• _Exercise directions_:
Pull every line with the word "числе" out of the entries below.

• _Data extracted from a collection_:
^^^^^^^^

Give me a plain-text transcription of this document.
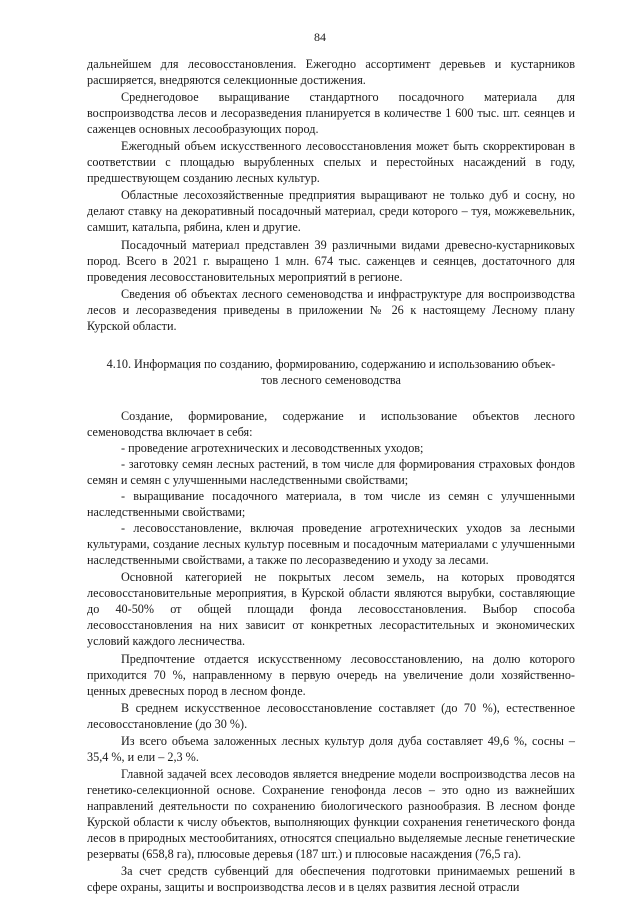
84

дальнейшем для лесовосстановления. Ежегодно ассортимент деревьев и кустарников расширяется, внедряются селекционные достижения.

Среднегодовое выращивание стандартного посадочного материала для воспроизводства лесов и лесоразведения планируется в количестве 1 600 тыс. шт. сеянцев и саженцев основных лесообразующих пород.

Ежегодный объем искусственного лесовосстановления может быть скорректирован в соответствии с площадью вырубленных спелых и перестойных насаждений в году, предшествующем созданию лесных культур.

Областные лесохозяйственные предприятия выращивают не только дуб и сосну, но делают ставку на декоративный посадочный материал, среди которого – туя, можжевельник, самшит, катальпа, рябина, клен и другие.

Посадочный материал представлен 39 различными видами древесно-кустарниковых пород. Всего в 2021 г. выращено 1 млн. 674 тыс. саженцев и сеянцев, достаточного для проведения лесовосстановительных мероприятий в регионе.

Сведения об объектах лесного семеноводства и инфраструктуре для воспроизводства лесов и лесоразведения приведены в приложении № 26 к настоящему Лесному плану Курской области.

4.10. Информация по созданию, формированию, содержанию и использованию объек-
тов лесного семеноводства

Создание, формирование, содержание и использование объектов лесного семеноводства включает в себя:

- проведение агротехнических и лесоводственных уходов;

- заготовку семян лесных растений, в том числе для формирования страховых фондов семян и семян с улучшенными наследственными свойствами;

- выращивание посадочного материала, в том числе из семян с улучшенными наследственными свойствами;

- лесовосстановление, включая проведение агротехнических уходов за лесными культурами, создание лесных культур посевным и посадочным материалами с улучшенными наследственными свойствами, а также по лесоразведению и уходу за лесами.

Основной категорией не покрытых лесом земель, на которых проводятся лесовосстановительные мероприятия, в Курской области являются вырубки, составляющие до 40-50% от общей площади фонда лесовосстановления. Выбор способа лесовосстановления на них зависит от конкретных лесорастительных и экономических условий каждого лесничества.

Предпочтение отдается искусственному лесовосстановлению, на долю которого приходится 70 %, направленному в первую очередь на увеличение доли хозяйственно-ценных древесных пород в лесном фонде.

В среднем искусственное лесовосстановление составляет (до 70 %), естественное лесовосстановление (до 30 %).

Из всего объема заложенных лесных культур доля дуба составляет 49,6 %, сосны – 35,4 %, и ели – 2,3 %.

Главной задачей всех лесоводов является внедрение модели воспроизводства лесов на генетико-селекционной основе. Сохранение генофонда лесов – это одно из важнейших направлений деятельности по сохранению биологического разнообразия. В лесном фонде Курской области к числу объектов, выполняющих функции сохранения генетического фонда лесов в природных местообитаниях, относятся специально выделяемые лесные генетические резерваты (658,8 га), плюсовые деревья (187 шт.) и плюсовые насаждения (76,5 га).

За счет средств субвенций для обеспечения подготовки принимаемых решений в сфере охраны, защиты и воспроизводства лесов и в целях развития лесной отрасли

^^^^^^^^

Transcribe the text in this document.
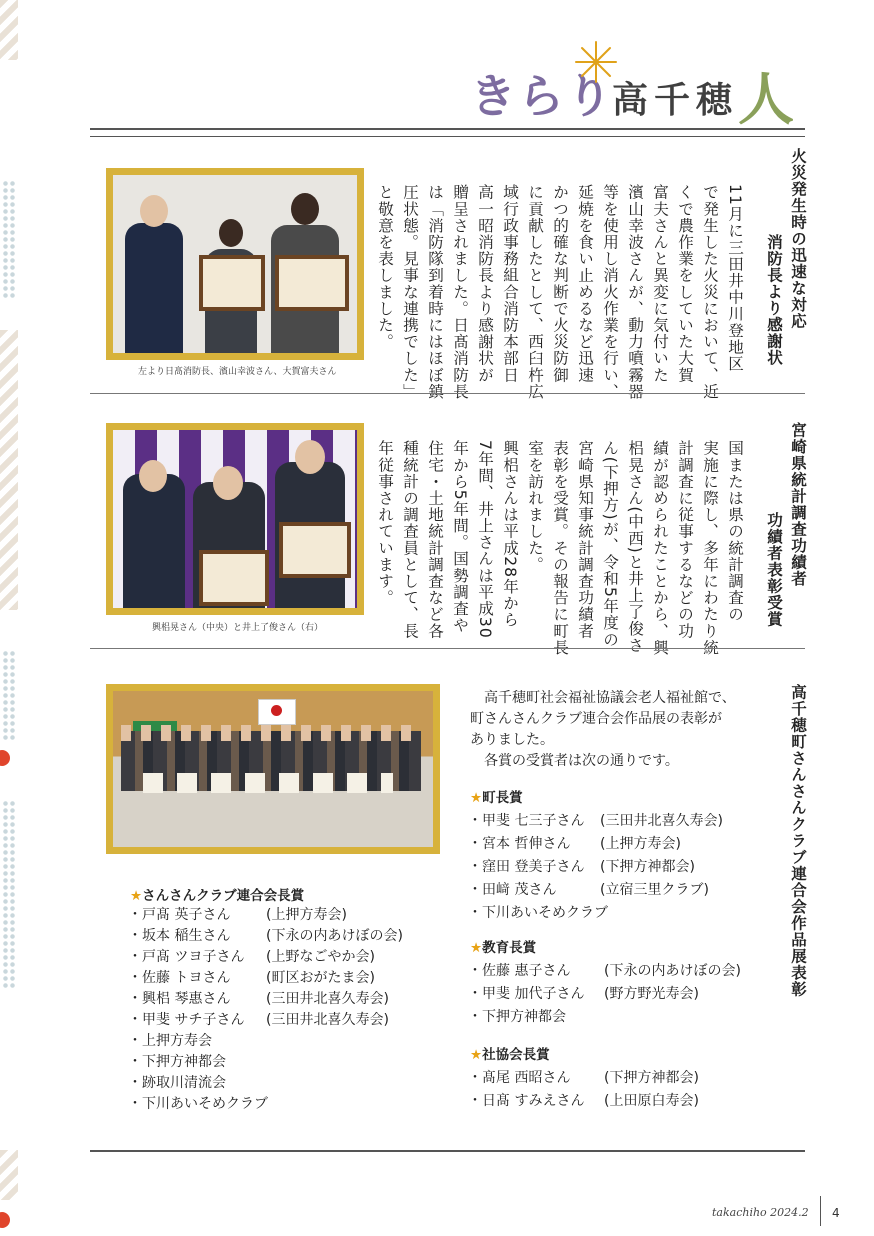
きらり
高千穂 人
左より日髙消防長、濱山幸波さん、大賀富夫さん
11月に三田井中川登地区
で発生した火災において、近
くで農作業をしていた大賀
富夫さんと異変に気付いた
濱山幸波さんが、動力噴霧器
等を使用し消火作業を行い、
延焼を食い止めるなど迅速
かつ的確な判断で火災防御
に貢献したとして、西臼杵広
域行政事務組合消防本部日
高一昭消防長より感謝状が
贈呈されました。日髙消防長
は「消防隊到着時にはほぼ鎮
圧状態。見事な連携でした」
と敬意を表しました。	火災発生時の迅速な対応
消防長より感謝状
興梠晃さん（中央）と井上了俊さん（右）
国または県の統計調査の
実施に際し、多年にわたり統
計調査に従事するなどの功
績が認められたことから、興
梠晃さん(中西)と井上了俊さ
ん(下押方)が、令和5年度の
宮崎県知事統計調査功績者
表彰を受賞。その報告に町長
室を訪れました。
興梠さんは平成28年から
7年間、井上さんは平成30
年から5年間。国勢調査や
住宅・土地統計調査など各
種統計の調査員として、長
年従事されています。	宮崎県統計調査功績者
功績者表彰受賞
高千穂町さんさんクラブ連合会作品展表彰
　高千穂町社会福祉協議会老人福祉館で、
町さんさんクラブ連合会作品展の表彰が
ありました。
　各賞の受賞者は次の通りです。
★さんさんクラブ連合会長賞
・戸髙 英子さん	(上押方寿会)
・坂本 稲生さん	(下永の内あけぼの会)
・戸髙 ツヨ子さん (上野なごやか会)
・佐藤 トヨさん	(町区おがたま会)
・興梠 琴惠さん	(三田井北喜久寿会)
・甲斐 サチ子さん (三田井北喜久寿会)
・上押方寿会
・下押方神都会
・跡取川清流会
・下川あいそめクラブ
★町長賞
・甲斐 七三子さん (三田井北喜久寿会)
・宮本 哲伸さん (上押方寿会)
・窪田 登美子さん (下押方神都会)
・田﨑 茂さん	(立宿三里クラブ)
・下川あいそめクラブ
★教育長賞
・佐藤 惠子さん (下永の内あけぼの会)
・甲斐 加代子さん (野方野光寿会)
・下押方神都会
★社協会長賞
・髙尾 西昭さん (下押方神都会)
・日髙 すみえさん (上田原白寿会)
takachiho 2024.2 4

^^^^^^^^

• _Result for this exercise_:
- заготовку семян лесных растений, в том числе для формирования страховых фондов семян и семян с улучшенными наследственными свойствами;
- выращивание посадочного материала, в том числе из семян с улучшенными наследственными свойствами;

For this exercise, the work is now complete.